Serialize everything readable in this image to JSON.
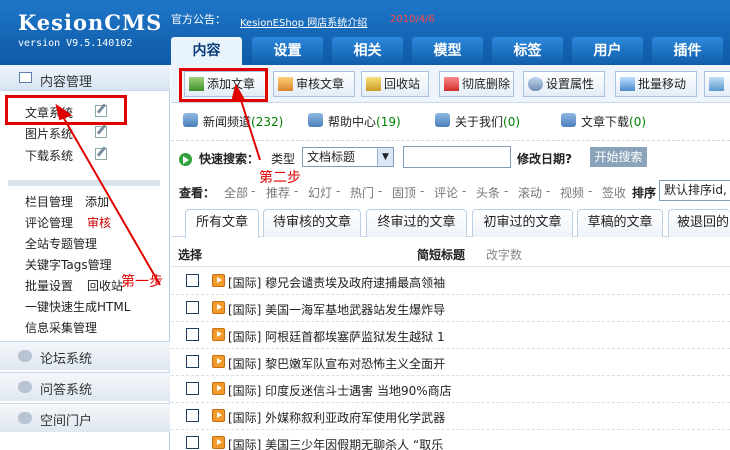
{
  "header": {
    "logo": "KesionCMS",
    "version": "version V9.5.140102",
    "notice_label": "官方公告：",
    "notice_link": "KesionEShop 网店系统介绍",
    "notice_date": "2010/4/6",
    "tabs": [
      "内容",
      "设置",
      "相关",
      "模型",
      "标签",
      "用户",
      "插件"
    ],
    "active_tab": "内容"
  },
  "sidebar": {
    "title": "内容管理",
    "systems": [
      "文章系统",
      "图片系统",
      "下载系统"
    ],
    "manage": {
      "column": "栏目管理",
      "column_add": "添加",
      "comment": "评论管理",
      "comment_audit": "审核",
      "special": "全站专题管理",
      "tags": "关键字Tags管理",
      "batch": "批量设置",
      "recycle": "回收站",
      "html": "一键快速生成HTML",
      "collect": "信息采集管理"
    },
    "sections": [
      "论坛系统",
      "问答系统",
      "空间门户"
    ]
  },
  "toolbar": {
    "buttons": [
      "添加文章",
      "审核文章",
      "回收站",
      "彻底删除",
      "设置属性",
      "批量移动"
    ]
  },
  "channels": [
    {
      "name": "新闻频道",
      "count": "(232)"
    },
    {
      "name": "帮助中心",
      "count": "(19)"
    },
    {
      "name": "关于我们",
      "count": "(0)"
    },
    {
      "name": "文章下载",
      "count": "(0)"
    }
  ],
  "search": {
    "label": "快速搜索：",
    "type_label": "类型",
    "type_value": "文档标题",
    "modify_date_label": "修改日期?",
    "button": "开始搜索"
  },
  "filter": {
    "label": "查看：",
    "items": [
      "全部",
      "推荐",
      "幻灯",
      "热门",
      "固顶",
      "评论",
      "头条",
      "滚动",
      "视频",
      "签收"
    ],
    "sort_label": "排序",
    "sort_value": "默认排序id,"
  },
  "article_tabs": [
    "所有文章",
    "待审核的文章",
    "终审过的文章",
    "初审过的文章",
    "草稿的文章",
    "被退回的"
  ],
  "list": {
    "col_select": "选择",
    "col_title": "简短标题",
    "col_count": "改字数",
    "rows": [
      "[国际] 穆兄会谴责埃及政府逮捕最高领袖",
      "[国际] 美国一海军基地武器站发生爆炸导",
      "[国际] 阿根廷首都埃塞萨监狱发生越狱 1",
      "[国际] 黎巴嫩军队宣布对恐怖主义全面开",
      "[国际] 印度反迷信斗士遇害 当地90%商店",
      "[国际] 外媒称叙利亚政府军使用化学武器",
      "[国际] 美国三少年因假期无聊杀人 “取乐"
    ]
  },
  "annotations": {
    "step1": "第一步",
    "step2": "第二步"
  },
  "colors": {
    "header_blue": "#1565b8",
    "annotation_red": "#e00000",
    "count_green": "#008000"
  }
}
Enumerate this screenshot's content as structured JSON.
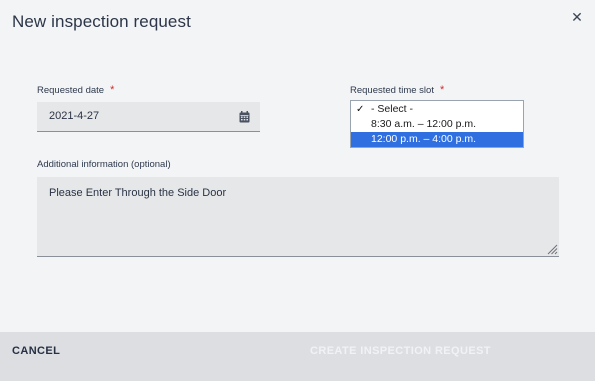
{
  "dialog": {
    "title": "New inspection request",
    "close_icon": "close-icon"
  },
  "form": {
    "requested_date": {
      "label": "Requested date",
      "required_mark": "*",
      "value": "2021-4-27",
      "icon": "calendar-icon"
    },
    "time_slot": {
      "label": "Requested time slot",
      "required_mark": "*",
      "checked_option": "- Select -",
      "highlighted_option": "12:00 p.m. – 4:00 p.m.",
      "options": [
        "- Select -",
        "8:30 a.m. – 12:00 p.m.",
        "12:00 p.m. – 4:00 p.m."
      ]
    },
    "additional_info": {
      "label": "Additional information (optional)",
      "value": "Please Enter Through the Side Door"
    }
  },
  "footer": {
    "cancel_label": "CANCEL",
    "create_label": "CREATE INSPECTION REQUEST"
  },
  "colors": {
    "accent": "#2f6fe0",
    "required": "#d32b2b",
    "background": "#f3f4f6",
    "footer": "#dcdee2"
  }
}
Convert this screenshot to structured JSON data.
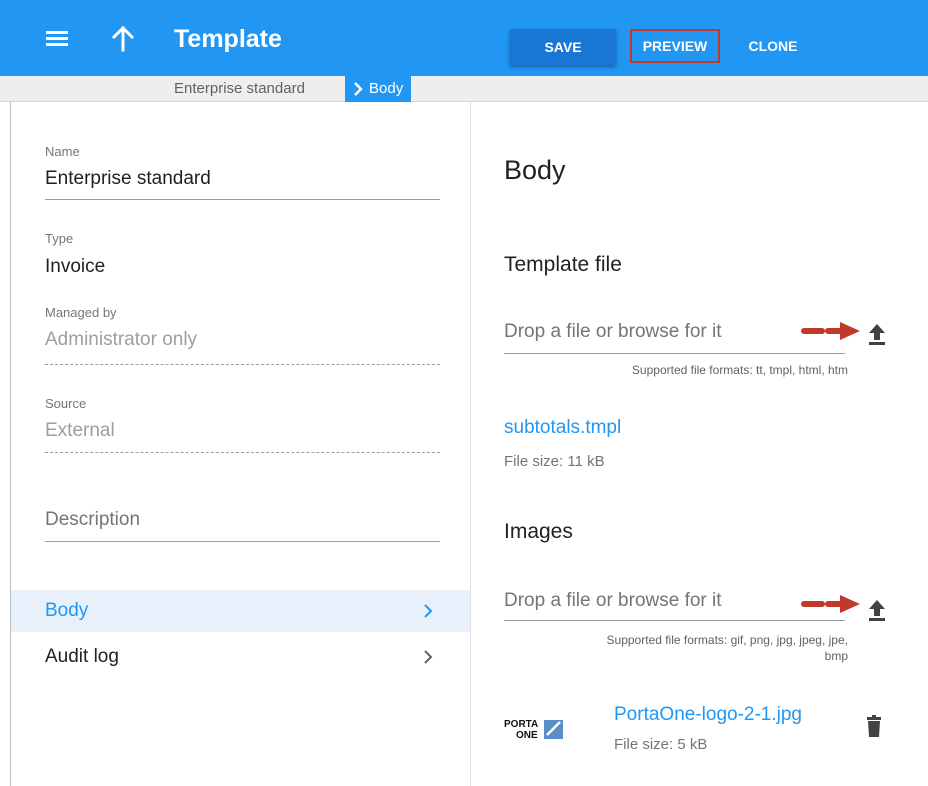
{
  "appbar": {
    "title": "Template",
    "icons": {
      "menu": "menu-icon",
      "up": "arrow-up-icon"
    },
    "buttons": {
      "save": "SAVE",
      "preview": "PREVIEW",
      "clone": "CLONE"
    },
    "color": "#2196f3"
  },
  "breadcrumb": {
    "items": [
      "Enterprise standard",
      "Body"
    ]
  },
  "left": {
    "name": {
      "label": "Name",
      "value": "Enterprise standard"
    },
    "type": {
      "label": "Type",
      "value": "Invoice"
    },
    "managed_by": {
      "label": "Managed by",
      "value": "Administrator only"
    },
    "source": {
      "label": "Source",
      "value": "External"
    },
    "description": {
      "placeholder": "Description"
    },
    "nav": [
      {
        "label": "Body",
        "active": true
      },
      {
        "label": "Audit log",
        "active": false
      }
    ]
  },
  "right": {
    "title": "Body",
    "template_file": {
      "title": "Template file",
      "drop_text": "Drop a file or browse for it",
      "hint": "Supported file formats: tt, tmpl, html, htm",
      "file_name": "subtotals.tmpl",
      "file_size": "File size: 11 kB"
    },
    "images": {
      "title": "Images",
      "drop_text": "Drop a file or browse for it",
      "hint_line1": "Supported file formats: gif, png, jpg, jpeg, jpe,",
      "hint_line2": "bmp",
      "file_name": "PortaOne-logo-2-1.jpg",
      "file_size": "File size: 5 kB",
      "logo_text": {
        "line1": "PORTA",
        "line2": "ONE"
      }
    }
  },
  "colors": {
    "accent": "#2196f3",
    "annotation": "#c0392b"
  }
}
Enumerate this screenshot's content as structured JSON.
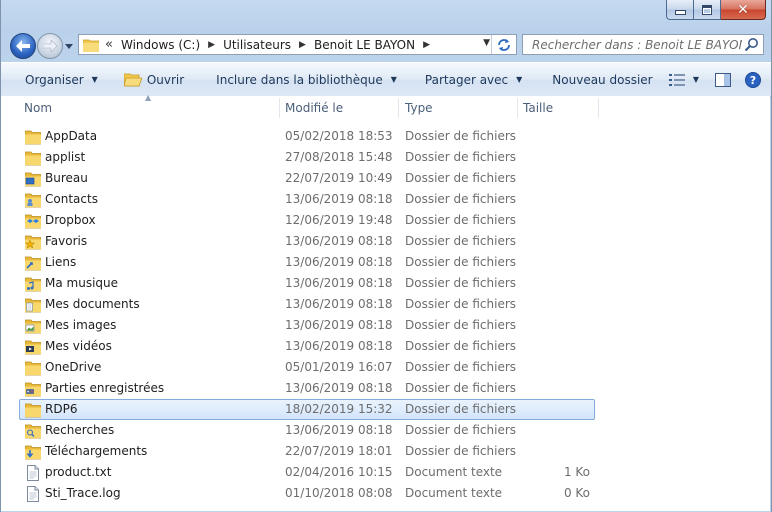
{
  "window": {
    "controls": {
      "minimize": "minimize-icon",
      "maximize": "maximize-icon",
      "close": "close-icon"
    }
  },
  "address_bar": {
    "overflow": "«",
    "crumbs": [
      "Windows (C:)",
      "Utilisateurs",
      "Benoit LE BAYON"
    ]
  },
  "search": {
    "placeholder": "Rechercher dans : Benoit LE BAYON"
  },
  "toolbar": {
    "organize": "Organiser",
    "open": "Ouvrir",
    "include_library": "Inclure dans la bibliothèque",
    "share_with": "Partager avec",
    "new_folder": "Nouveau dossier"
  },
  "columns": {
    "name": "Nom",
    "modified": "Modifié le",
    "type": "Type",
    "size": "Taille"
  },
  "files": [
    {
      "name": "AppData",
      "date": "05/02/2018 18:53",
      "type": "Dossier de fichiers",
      "size": "",
      "icon": "folder-icon"
    },
    {
      "name": "applist",
      "date": "27/08/2018 15:48",
      "type": "Dossier de fichiers",
      "size": "",
      "icon": "folder-icon"
    },
    {
      "name": "Bureau",
      "date": "22/07/2019 10:49",
      "type": "Dossier de fichiers",
      "size": "",
      "icon": "desktop-folder-icon"
    },
    {
      "name": "Contacts",
      "date": "13/06/2019 08:18",
      "type": "Dossier de fichiers",
      "size": "",
      "icon": "contacts-folder-icon"
    },
    {
      "name": "Dropbox",
      "date": "12/06/2019 19:48",
      "type": "Dossier de fichiers",
      "size": "",
      "icon": "dropbox-folder-icon"
    },
    {
      "name": "Favoris",
      "date": "13/06/2019 08:18",
      "type": "Dossier de fichiers",
      "size": "",
      "icon": "favorites-folder-icon"
    },
    {
      "name": "Liens",
      "date": "13/06/2019 08:18",
      "type": "Dossier de fichiers",
      "size": "",
      "icon": "links-folder-icon"
    },
    {
      "name": "Ma musique",
      "date": "13/06/2019 08:18",
      "type": "Dossier de fichiers",
      "size": "",
      "icon": "music-folder-icon"
    },
    {
      "name": "Mes documents",
      "date": "13/06/2019 08:18",
      "type": "Dossier de fichiers",
      "size": "",
      "icon": "documents-folder-icon"
    },
    {
      "name": "Mes images",
      "date": "13/06/2019 08:18",
      "type": "Dossier de fichiers",
      "size": "",
      "icon": "pictures-folder-icon"
    },
    {
      "name": "Mes vidéos",
      "date": "13/06/2019 08:18",
      "type": "Dossier de fichiers",
      "size": "",
      "icon": "videos-folder-icon"
    },
    {
      "name": "OneDrive",
      "date": "05/01/2019 16:07",
      "type": "Dossier de fichiers",
      "size": "",
      "icon": "folder-icon"
    },
    {
      "name": "Parties enregistrées",
      "date": "13/06/2019 08:18",
      "type": "Dossier de fichiers",
      "size": "",
      "icon": "saved-games-folder-icon"
    },
    {
      "name": "RDP6",
      "date": "18/02/2019 15:32",
      "type": "Dossier de fichiers",
      "size": "",
      "icon": "folder-icon",
      "selected": true
    },
    {
      "name": "Recherches",
      "date": "13/06/2019 08:18",
      "type": "Dossier de fichiers",
      "size": "",
      "icon": "searches-folder-icon"
    },
    {
      "name": "Téléchargements",
      "date": "22/07/2019 18:01",
      "type": "Dossier de fichiers",
      "size": "",
      "icon": "downloads-folder-icon"
    },
    {
      "name": "product.txt",
      "date": "02/04/2016 10:15",
      "type": "Document texte",
      "size": "1 Ko",
      "icon": "text-file-icon"
    },
    {
      "name": "Sti_Trace.log",
      "date": "01/10/2018 08:08",
      "type": "Document texte",
      "size": "0 Ko",
      "icon": "text-file-icon"
    }
  ],
  "colors": {
    "selection_border": "#84acdd",
    "selection_fill": "#d3e5fb",
    "folder_yellow": "#f2c94c",
    "toolbar_text": "#1e395b"
  }
}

━━━

- WHAT IS NEEDED: How many lines in the listing above contain "html"? Answer with the number alone.

- ANSWER TO THIS TASK: 2